Task details:
Using the listing below, report all lines holding the word "alicujus".

------------------------------------------------------------

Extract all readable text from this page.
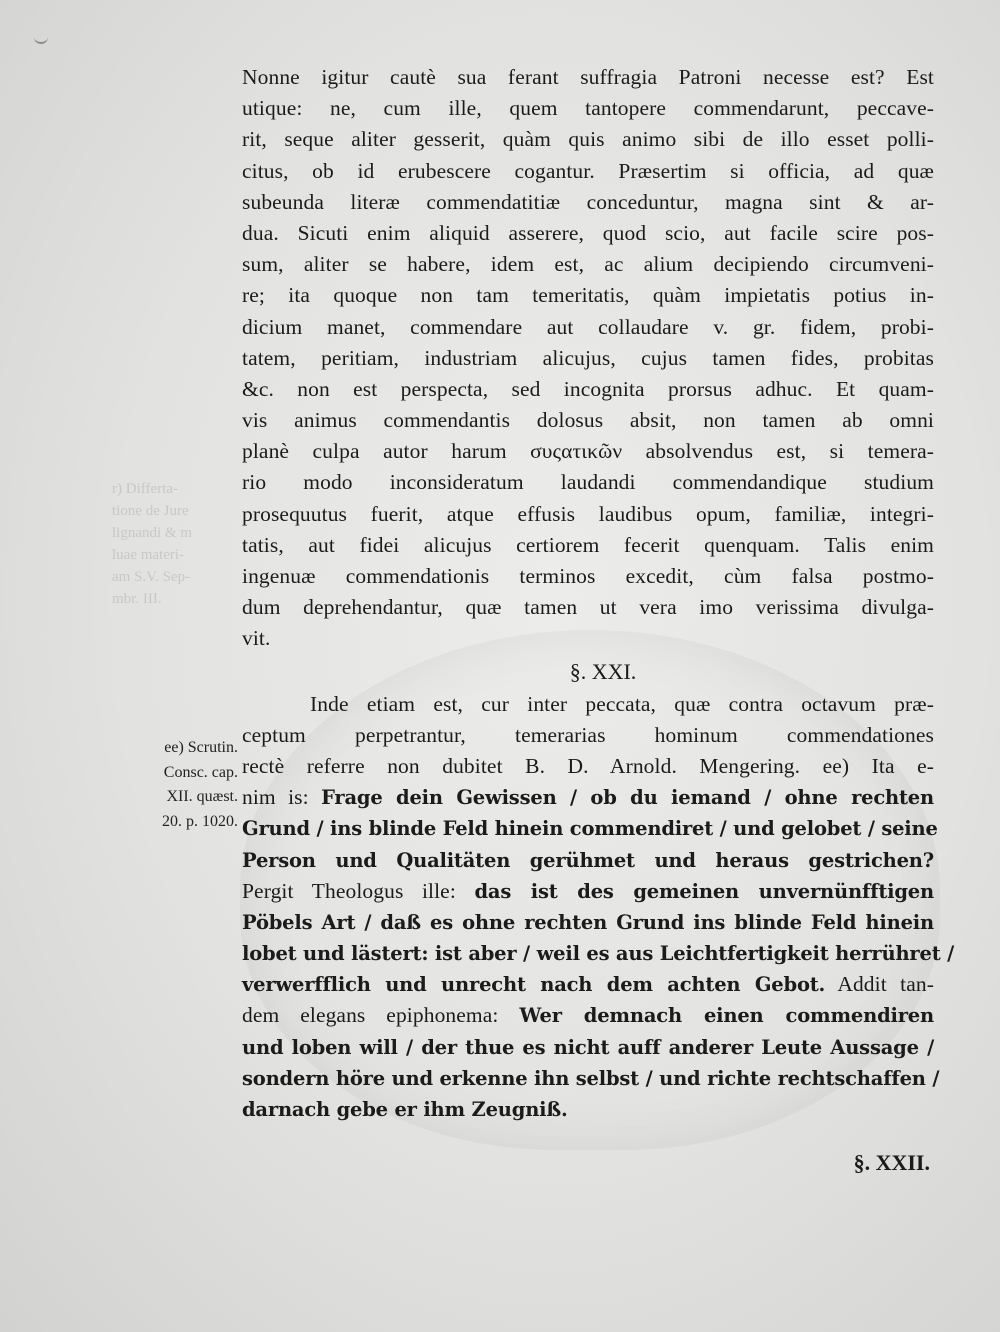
r) Differta-
tione de Jure
lignandi & m
luae materi-
am S.V. Sep-
mbr. III.
Nonne igitur cautè sua ferant suffragia Patroni necesse est? Est
utique: ne, cum ille, quem tantopere commendarunt, peccave-
rit, seque aliter gesserit, quàm quis animo sibi de illo esset polli-
citus, ob id erubescere cogantur. Præsertim si officia, ad quæ
subeunda literæ commendatitiæ conceduntur, magna sint & ar-
dua. Sicuti enim aliquid asserere, quod scio, aut facile scire pos-
sum, aliter se habere, idem est, ac alium decipiendo circumveni-
re; ita quoque non tam temeritatis, quàm impietatis potius in-
dicium manet, commendare aut collaudare v. gr. fidem, probi-
tatem, peritiam, industriam alicujus, cujus tamen fides, probitas
&c. non est perspecta, sed incognita prorsus adhuc. Et quam-
vis animus commendantis dolosus absit, non tamen ab omni
planè culpa autor harum συςατικῶν absolvendus est, si temera-
rio modo inconsideratum laudandi commendandique studium
prosequutus fuerit, atque effusis laudibus opum, familiæ, integri-
tatis, aut fidei alicujus certiorem fecerit quenquam. Talis enim
ingenuæ commendationis terminos excedit, cùm falsa postmo-
dum deprehendantur, quæ tamen ut vera imo verissima divulga-
vit.
§. XXI.
Inde etiam est, cur inter peccata, quæ contra octavum præ-
ceptum perpetrantur, temerarias hominum commendationes
rectè referre non dubitet B. D. Arnold. Mengering. ee) Ita e-
nim is: Frage dein Gewissen / ob du iemand / ohne rechten
Grund / ins blinde Feld hinein commendiret / und gelobet / seine
Person und Qualitäten gerühmet und heraus gestrichen?
Pergit Theologus ille: das ist des gemeinen unvernünfftigen
Pöbels Art / daß es ohne rechten Grund ins blinde Feld hinein
lobet und lästert: ist aber / weil es aus Leichtfertigkeit herrühret /
verwerfflich und unrecht nach dem achten Gebot. Addit tan-
dem elegans epiphonema: Wer demnach einen commendiren
und loben will / der thue es nicht auff anderer Leute Aussage /
sondern höre und erkenne ihn selbst / und richte rechtschaffen /
darnach gebe er ihm Zeugniß.
ee) Scrutin.
Consc. cap.
XII. quæst.
20. p. 1020.
§. XXII.
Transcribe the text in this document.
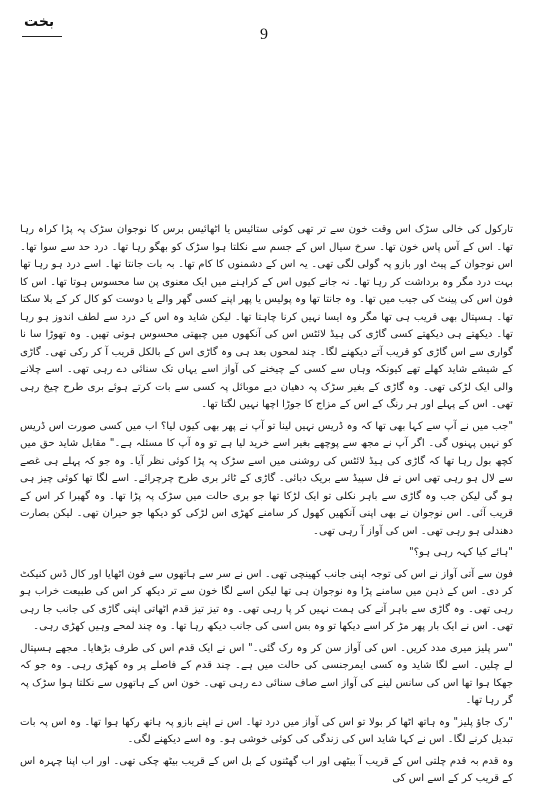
بخت
9

تارکول کی خالی سڑک اس وقت خون سے تر تھی کوئی ستائیس یا اٹھائیس برس کا نوجوان سڑک پہ پڑا کراہ رہا تھا۔ اس کے آس پاس خون تھا۔ سرخ سیال اس کے جسم سے نکلتا ہوا سڑک کو بھگو رہا تھا۔ درد حد سے سوا تھا۔ اس نوجوان کے پیٹ اور بازو پہ گولی لگی تھی۔ یہ اس کے دشمنوں کا کام تھا۔ بہ بات جانتا تھا۔ اسے درد ہو رہا تھا بہت درد مگر وہ برداشت کر رہا تھا۔ نہ جانے کیوں اس کے کراہنے میں ایک معنوی پن سا محسوس ہوتا تھا۔ اس کا فون اس کی پینٹ کی جیب میں تھا۔ وہ جانتا تھا وہ پولیس یا پھر اپنے کسی گھر والے یا دوست کو کال کر کے بلا سکتا تھا۔ ہسپتال بھی قریب ہی تھا مگر وہ ایسا نہیں کرنا چاہتا تھا۔ لیکن شاید وہ اس کے درد سے لطف اندوز ہو رہا تھا۔ دیکھتے ہی دیکھتے کسی گاڑی کی ہیڈ لائٹس اس کی آنکھوں میں چبھتی محسوس ہوتی تھیں۔ وہ تھوڑا سا نا گواری سے اس گاڑی کو قریب آتے دیکھنے لگا۔ چند لمحوں بعد ہی وہ گاڑی اس کے بالکل قریب آ کر رکی تھی۔ گاڑی کے شیشے شاید کھلے تھے کیونکہ وہاں سے کسی کے چیخنے کی آواز اسے یہاں تک سنائی دے رہی تھی۔ اسے چلانے والی ایک لڑکی تھی۔ وہ گاڑی کے بغیر سڑک پہ دھیان دیے موبائل پہ کسی سے بات کرتے ہوئے بری طرح چیخ رہی تھی۔ اس کے پہلے اور ہر رنگ کے اس کے مزاج کا جوڑا اچھا نہیں لگتا تھا۔

"جب میں نے آپ سے کہا بھی تھا کہ وہ ڈریس نہیں لینا تو آپ نے پھر بھی کیوں لیا؟ اب میں کسی صورت اس ڈریس کو نہیں پہنوں گی۔ اگر آپ نے مجھ سے پوچھے بغیر اسے خرید لیا ہے تو وہ آپ کا مسئلہ ہے۔" مقابل شاید حق میں کچھ بول رہا تھا کہ گاڑی کی ہیڈ لائٹس کی روشنی میں اسے سڑک پہ پڑا کوئی نظر آیا۔ وہ جو کہ پہلے ہی غصے سے لال ہو رہی تھی اس نے فل سپیڈ سے بریک دبائی۔ گاڑی کے ٹائر بری طرح چرچرائے۔ اسے لگا تھا کوئی چیز ہی ہو گی لیکن جب وہ گاڑی سے باہر نکلی تو ایک لڑکا تھا جو بری حالت میں سڑک پہ پڑا تھا۔ وہ گھبرا کر اس کے قریب آئی۔ اس نوجوان نے بھی اپنی آنکھیں کھول کر سامنے کھڑی اس لڑکی کو دیکھا جو حیران تھی۔ لیکن بصارت دھندلی ہو رہی تھی۔ اس کی آواز آ رہی تھی۔

"ہائے کیا کہہ رہی ہو؟"

فون سے آتی آواز نے اس کی توجہ اپنی جانب کھینچی تھی۔ اس نے سر سے ہاتھوں سے فون اٹھایا اور کال ڈس کنیکٹ کر دی۔ اس کے ذہن میں سامنے پڑا وہ نوجوان ہی تھا لیکن اسے لگا خون سے تر دیکھ کر اس کی طبیعت خراب ہو رہی تھی۔ وہ گاڑی سے باہر آنے کی ہمت نہیں کر پا رہی تھی۔ وہ تیز تیز قدم اٹھاتی اپنی گاڑی کی جانب جا رہی تھی۔ اس نے ایک بار پھر مڑ کر اسے دیکھا تو وہ بس اسی کی جانب دیکھ رہا تھا۔ وہ چند لمحے وہیں کھڑی رہی۔

"سر پلیز میری مدد کریں۔ اس کی آواز سن کر وہ رک گئی۔" اس نے ایک قدم اس کی طرف بڑھایا۔ مجھے ہسپتال لے چلیں۔ اسے لگا شاید وہ کسی ایمرجنسی کی حالت میں ہے۔ چند قدم کے فاصلے پر وہ کھڑی رہی۔ وہ جو کہ جھکا ہوا تھا اس کی سانس لینے کی آواز اسے صاف سنائی دے رہی تھی۔ خون اس کے ہاتھوں سے نکلتا ہوا سڑک پہ گر رہا تھا۔

"رک جاؤ پلیز" وہ ہاتھ اٹھا کر بولا تو اس کی آواز میں درد تھا۔ اس نے اپنے بازو پہ ہاتھ رکھا ہوا تھا۔ وہ اس پہ بات تبدیل کرنے لگا۔ اس نے کہا شاید اس کی زندگی کی کوئی خوشی ہو۔ وہ اسے دیکھنے لگی۔

وہ قدم بہ قدم چلتی اس کے قریب آ بیٹھی اور اب گھٹنوں کے بل اس کے قریب بیٹھ چکی تھی۔ اور اب اپنا چہرہ اس کے قریب کر کے اسے اس کی
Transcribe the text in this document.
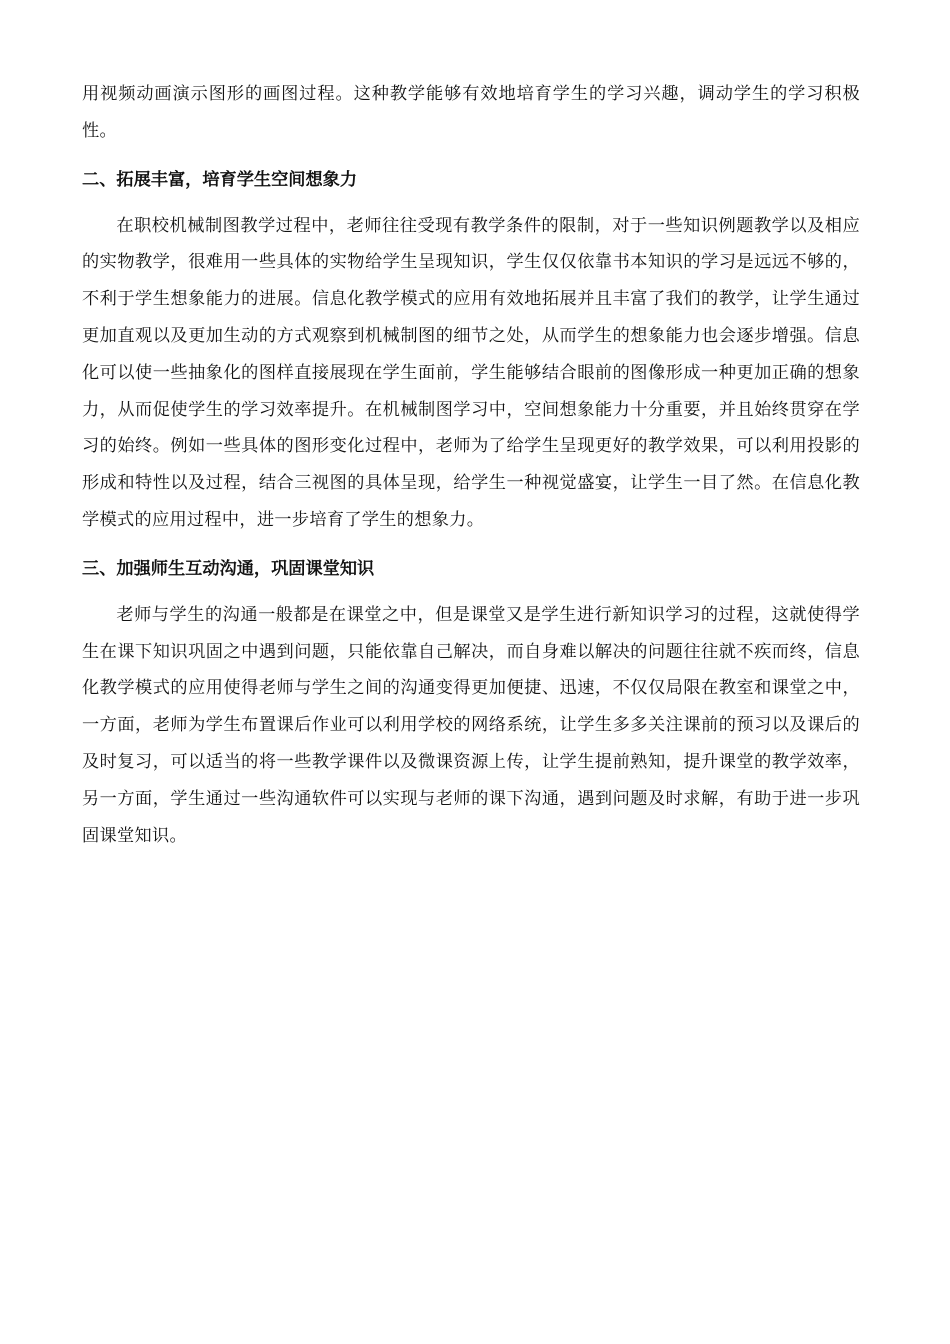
用视频动画演示图形的画图过程。这种教学能够有效地培育学生的学习兴趣，调动学生的学习积极性。

二、拓展丰富，培育学生空间想象力

在职校机械制图教学过程中，老师往往受现有教学条件的限制，对于一些知识例题教学以及相应的实物教学，很难用一些具体的实物给学生呈现知识，学生仅仅依靠书本知识的学习是远远不够的，不利于学生想象能力的进展。信息化教学模式的应用有效地拓展并且丰富了我们的教学，让学生通过更加直观以及更加生动的方式观察到机械制图的细节之处，从而学生的想象能力也会逐步增强。信息化可以使一些抽象化的图样直接展现在学生面前，学生能够结合眼前的图像形成一种更加正确的想象力，从而促使学生的学习效率提升。在机械制图学习中，空间想象能力十分重要，并且始终贯穿在学习的始终。例如一些具体的图形变化过程中，老师为了给学生呈现更好的教学效果，可以利用投影的形成和特性以及过程，结合三视图的具体呈现，给学生一种视觉盛宴，让学生一目了然。在信息化教学模式的应用过程中，进一步培育了学生的想象力。

三、加强师生互动沟通，巩固课堂知识

老师与学生的沟通一般都是在课堂之中，但是课堂又是学生进行新知识学习的过程，这就使得学生在课下知识巩固之中遇到问题，只能依靠自己解决，而自身难以解决的问题往往就不疾而终，信息化教学模式的应用使得老师与学生之间的沟通变得更加便捷、迅速，不仅仅局限在教室和课堂之中，一方面，老师为学生布置课后作业可以利用学校的网络系统，让学生多多关注课前的预习以及课后的及时复习，可以适当的将一些教学课件以及微课资源上传，让学生提前熟知，提升课堂的教学效率，另一方面，学生通过一些沟通软件可以实现与老师的课下沟通，遇到问题及时求解，有助于进一步巩固课堂知识。
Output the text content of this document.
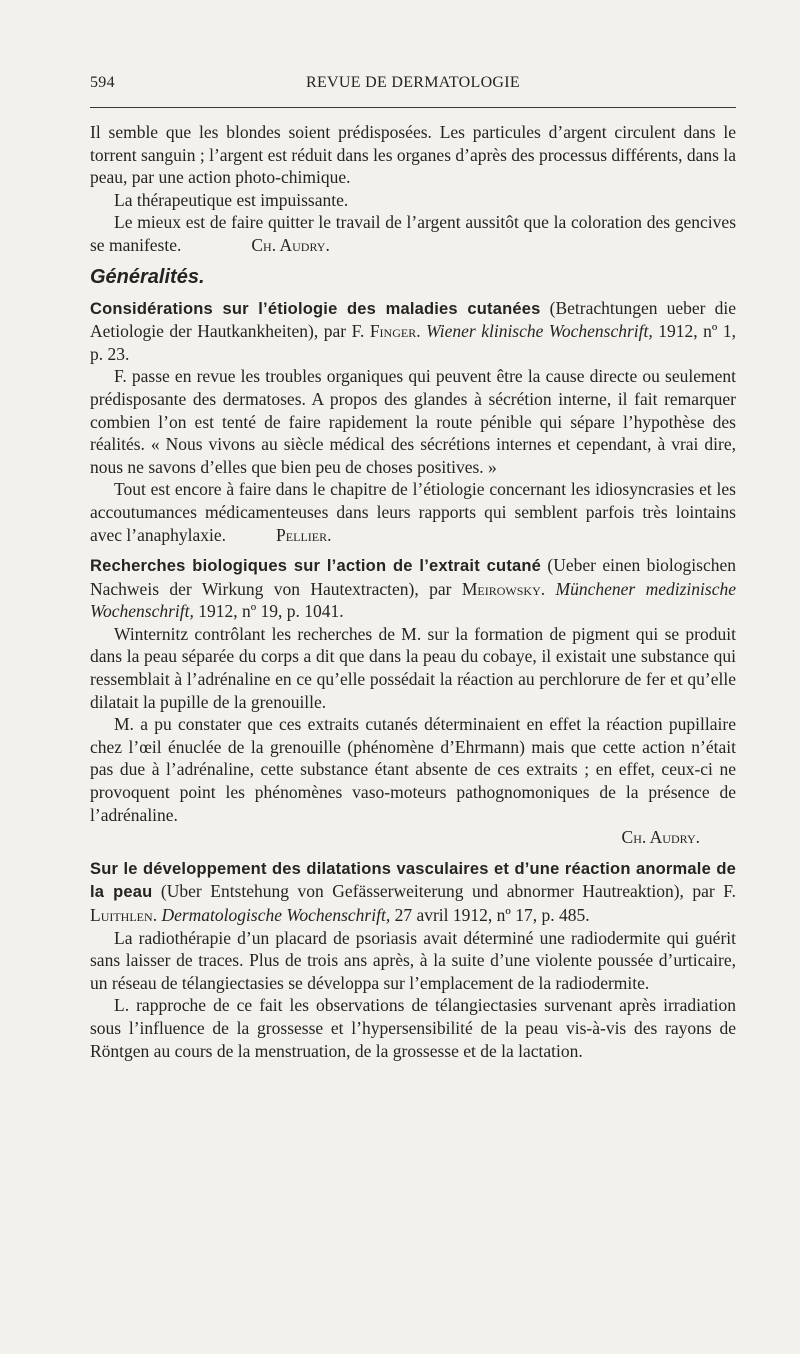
594	REVUE DE DERMATOLOGIE

Il semble que les blondes soient prédisposées. Les particules d’argent circulent dans le torrent sanguin ; l’argent est réduit dans les organes d’après des processus différents, dans la peau, par une action photo-chimique.

La thérapeutique est impuissante.

Le mieux est de faire quitter le travail de l’argent aussitôt que la coloration des gencives se manifeste.	Ch. Audry.

Généralités.

Considérations sur l’étiologie des maladies cutanées (Betrachtungen ueber die Aetiologie der Hautkankheiten), par F. Finger. Wiener klinische Wochenschrift, 1912, nº 1, p. 23.

F. passe en revue les troubles organiques qui peuvent être la cause directe ou seulement prédisposante des dermatoses. A propos des glandes à sécrétion interne, il fait remarquer combien l’on est tenté de faire rapidement la route pénible qui sépare l’hypothèse des réalités. « Nous vivons au siècle médical des sécrétions internes et cependant, à vrai dire, nous ne savons d’elles que bien peu de choses positives. »

Tout est encore à faire dans le chapitre de l’étiologie concernant les idiosyncrasies et les accoutumances médicamenteuses dans leurs rapports qui semblent parfois très lointains avec l’anaphylaxie.	Pellier.

Recherches biologiques sur l’action de l’extrait cutané (Ueber einen biologischen Nachweis der Wirkung von Hautextracten), par Meirowsky. Münchener medizinische Wochenschrift, 1912, nº 19, p. 1041.

Winternitz contrôlant les recherches de M. sur la formation de pigment qui se produit dans la peau séparée du corps a dit que dans la peau du cobaye, il existait une substance qui ressemblait à l’adrénaline en ce qu’elle possédait la réaction au perchlorure de fer et qu’elle dilatait la pupille de la grenouille.

M. a pu constater que ces extraits cutanés déterminaient en effet la réaction pupillaire chez l’œil énuclée de la grenouille (phénomène d’Ehrmann) mais que cette action n’était pas due à l’adrénaline, cette substance étant absente de ces extraits ; en effet, ceux-ci ne provoquent point les phénomènes vaso-moteurs pathognomoniques de la présence de l’adrénaline.

Ch. Audry.

Sur le développement des dilatations vasculaires et d’une réaction anormale de la peau (Uber Entstehung von Gefässerweiterung und abnormer Hautreaktion), par F. Luithlen. Dermatologische Wochenschrift, 27 avril 1912, nº 17, p. 485.

La radiothérapie d’un placard de psoriasis avait déterminé une radiodermite qui guérit sans laisser de traces. Plus de trois ans après, à la suite d’une violente poussée d’urticaire, un réseau de télangiectasies se développa sur l’emplacement de la radiodermite.

L. rapproche de ce fait les observations de télangiectasies survenant après irradiation sous l’influence de la grossesse et l’hypersensibilité de la peau vis-à-vis des rayons de Röntgen au cours de la menstruation, de la grossesse et de la lactation.
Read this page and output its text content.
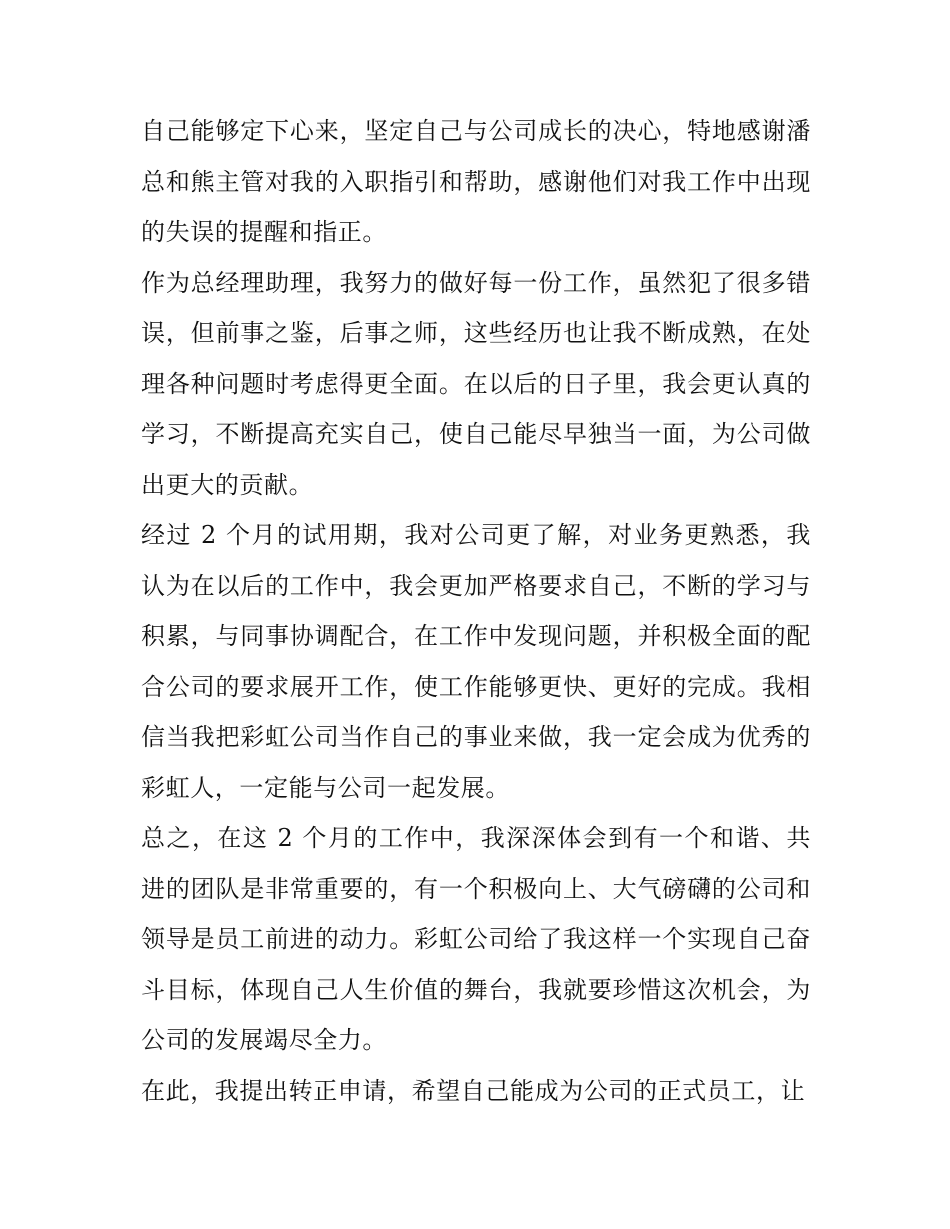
自己能够定下心来，坚定自己与公司成长的决心，特地感谢潘总和熊主管对我的入职指引和帮助，感谢他们对我工作中出现的失误的提醒和指正。

作为总经理助理，我努力的做好每一份工作，虽然犯了很多错误，但前事之鉴，后事之师，这些经历也让我不断成熟，在处理各种问题时考虑得更全面。在以后的日子里，我会更认真的学习，不断提高充实自己，使自己能尽早独当一面，为公司做出更大的贡献。

经过 2 个月的试用期，我对公司更了解，对业务更熟悉，我认为在以后的工作中，我会更加严格要求自己，不断的学习与积累，与同事协调配合，在工作中发现问题，并积极全面的配合公司的要求展开工作，使工作能够更快、更好的完成。我相信当我把彩虹公司当作自己的事业来做，我一定会成为优秀的彩虹人，一定能与公司一起发展。

总之，在这 2 个月的工作中，我深深体会到有一个和谐、共进的团队是非常重要的，有一个积极向上、大气磅礴的公司和领导是员工前进的动力。彩虹公司给了我这样一个实现自己奋斗目标，体现自己人生价值的舞台，我就要珍惜这次机会，为公司的发展竭尽全力。

在此，我提出转正申请，希望自己能成为公司的正式员工，让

------------------------------------------------------------

Completed task:
tatem, peritiam, industriam alicujus, cujus tamen fides, probitas
tatis, aut fidei alicujus certiorem fecerit quenquam. Talis enim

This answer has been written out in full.